------ DATA FOR THE TASK ------

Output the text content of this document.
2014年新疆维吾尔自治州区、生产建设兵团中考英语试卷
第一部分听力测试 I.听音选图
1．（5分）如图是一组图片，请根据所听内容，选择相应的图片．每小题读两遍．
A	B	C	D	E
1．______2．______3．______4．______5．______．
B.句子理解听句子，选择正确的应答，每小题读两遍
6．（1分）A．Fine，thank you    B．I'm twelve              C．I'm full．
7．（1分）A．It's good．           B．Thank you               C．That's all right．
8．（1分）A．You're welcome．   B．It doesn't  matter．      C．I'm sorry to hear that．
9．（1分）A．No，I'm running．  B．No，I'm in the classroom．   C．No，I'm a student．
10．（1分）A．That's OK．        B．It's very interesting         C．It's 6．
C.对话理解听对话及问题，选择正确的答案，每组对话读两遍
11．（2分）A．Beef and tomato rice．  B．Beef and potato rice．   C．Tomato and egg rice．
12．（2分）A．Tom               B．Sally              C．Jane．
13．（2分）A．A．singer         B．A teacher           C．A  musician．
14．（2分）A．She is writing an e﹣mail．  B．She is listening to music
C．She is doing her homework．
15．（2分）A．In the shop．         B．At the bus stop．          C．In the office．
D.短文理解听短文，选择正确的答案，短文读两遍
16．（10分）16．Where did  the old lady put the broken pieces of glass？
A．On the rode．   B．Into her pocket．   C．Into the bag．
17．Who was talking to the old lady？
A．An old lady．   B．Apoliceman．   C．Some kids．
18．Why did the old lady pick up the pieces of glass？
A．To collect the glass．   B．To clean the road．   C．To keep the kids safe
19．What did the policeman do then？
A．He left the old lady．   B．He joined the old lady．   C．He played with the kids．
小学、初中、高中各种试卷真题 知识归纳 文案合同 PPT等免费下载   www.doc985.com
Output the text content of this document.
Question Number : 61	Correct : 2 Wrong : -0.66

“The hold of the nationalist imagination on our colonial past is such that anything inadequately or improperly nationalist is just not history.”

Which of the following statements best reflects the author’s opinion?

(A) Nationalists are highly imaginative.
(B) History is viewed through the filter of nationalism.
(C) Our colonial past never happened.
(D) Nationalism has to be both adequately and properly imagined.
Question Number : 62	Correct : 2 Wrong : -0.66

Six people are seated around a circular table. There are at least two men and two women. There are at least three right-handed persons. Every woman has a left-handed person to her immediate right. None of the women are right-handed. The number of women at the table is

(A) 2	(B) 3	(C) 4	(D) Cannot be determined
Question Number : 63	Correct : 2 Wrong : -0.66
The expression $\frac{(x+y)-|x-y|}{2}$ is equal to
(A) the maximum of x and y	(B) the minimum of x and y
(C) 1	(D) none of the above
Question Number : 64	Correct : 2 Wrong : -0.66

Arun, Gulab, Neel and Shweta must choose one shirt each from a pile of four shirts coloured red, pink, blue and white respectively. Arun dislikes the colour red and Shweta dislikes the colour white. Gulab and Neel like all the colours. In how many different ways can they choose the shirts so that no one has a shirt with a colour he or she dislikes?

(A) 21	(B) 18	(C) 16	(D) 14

------

=== OBJECTIVE ===
Reproduce the complete data exactly as presented above.

=== OUTPUT OF THE EXERCISE ===
Output the text content of this document.
2014年新疆维吾尔自治州区、生产建设兵团中考英语试卷
第一部分听力测试 I.听音选图
1．（5分）如图是一组图片，请根据所听内容，选择相应的图片．每小题读两遍．
A	B	C	D	E
1．______2．______3．______4．______5．______．
B.句子理解听句子，选择正确的应答，每小题读两遍
6．（1分）A．Fine，thank you    B．I'm twelve              C．I'm full．
7．（1分）A．It's good．           B．Thank you               C．That's all right．
8．（1分）A．You're welcome．   B．It doesn't  matter．      C．I'm sorry to hear that．
9．（1分）A．No，I'm running．  B．No，I'm in the classroom．   C．No，I'm a student．
10．（1分）A．That's OK．        B．It's very interesting         C．It's 6．
C.对话理解听对话及问题，选择正确的答案，每组对话读两遍
11．（2分）A．Beef and tomato rice．  B．Beef and potato rice．   C．Tomato and egg rice．
12．（2分）A．Tom               B．Sally              C．Jane．
13．（2分）A．A．singer         B．A teacher           C．A  musician．
14．（2分）A．She is writing an e﹣mail．  B．She is listening to music
C．She is doing her homework．
15．（2分）A．In the shop．         B．At the bus stop．          C．In the office．
D.短文理解听短文，选择正确的答案，短文读两遍
16．（10分）16．Where did  the old lady put the broken pieces of glass？
A．On the rode．   B．Into her pocket．   C．Into the bag．
17．Who was talking to the old lady？
A．An old lady．   B．Apoliceman．   C．Some kids．
18．Why did the old lady pick up the pieces of glass？
A．To collect the glass．   B．To clean the road．   C．To keep the kids safe
19．What did the policeman do then？
A．He left the old lady．   B．He joined the old lady．   C．He played with the kids．
小学、初中、高中各种试卷真题 知识归纳 文案合同 PPT等免费下载   www.doc985.com
Output the text content of this document.
Question Number : 61	Correct : 2 Wrong : -0.66

“The hold of the nationalist imagination on our colonial past is such that anything inadequately or improperly nationalist is just not history.”

Which of the following statements best reflects the author’s opinion?

(A) Nationalists are highly imaginative.
(B) History is viewed through the filter of nationalism.
(C) Our colonial past never happened.
(D) Nationalism has to be both adequately and properly imagined.
Question Number : 62	Correct : 2 Wrong : -0.66

Six people are seated around a circular table. There are at least two men and two women. There are at least three right-handed persons. Every woman has a left-handed person to her immediate right. None of the women are right-handed. The number of women at the table is

(A) 2	(B) 3	(C) 4	(D) Cannot be determined
Question Number : 63	Correct : 2 Wrong : -0.66
The expression $\frac{(x+y)-|x-y|}{2}$ is equal to
(A) the maximum of x and y	(B) the minimum of x and y
(C) 1	(D) none of the above
Question Number : 64	Correct : 2 Wrong : -0.66

Arun, Gulab, Neel and Shweta must choose one shirt each from a pile of four shirts coloured red, pink, blue and white respectively. Arun dislikes the colour red and Shweta dislikes the colour white. Gulab and Neel like all the colours. In how many different ways can they choose the shirts so that no one has a shirt with a colour he or she dislikes?

(A) 21	(B) 18	(C) 16	(D) 14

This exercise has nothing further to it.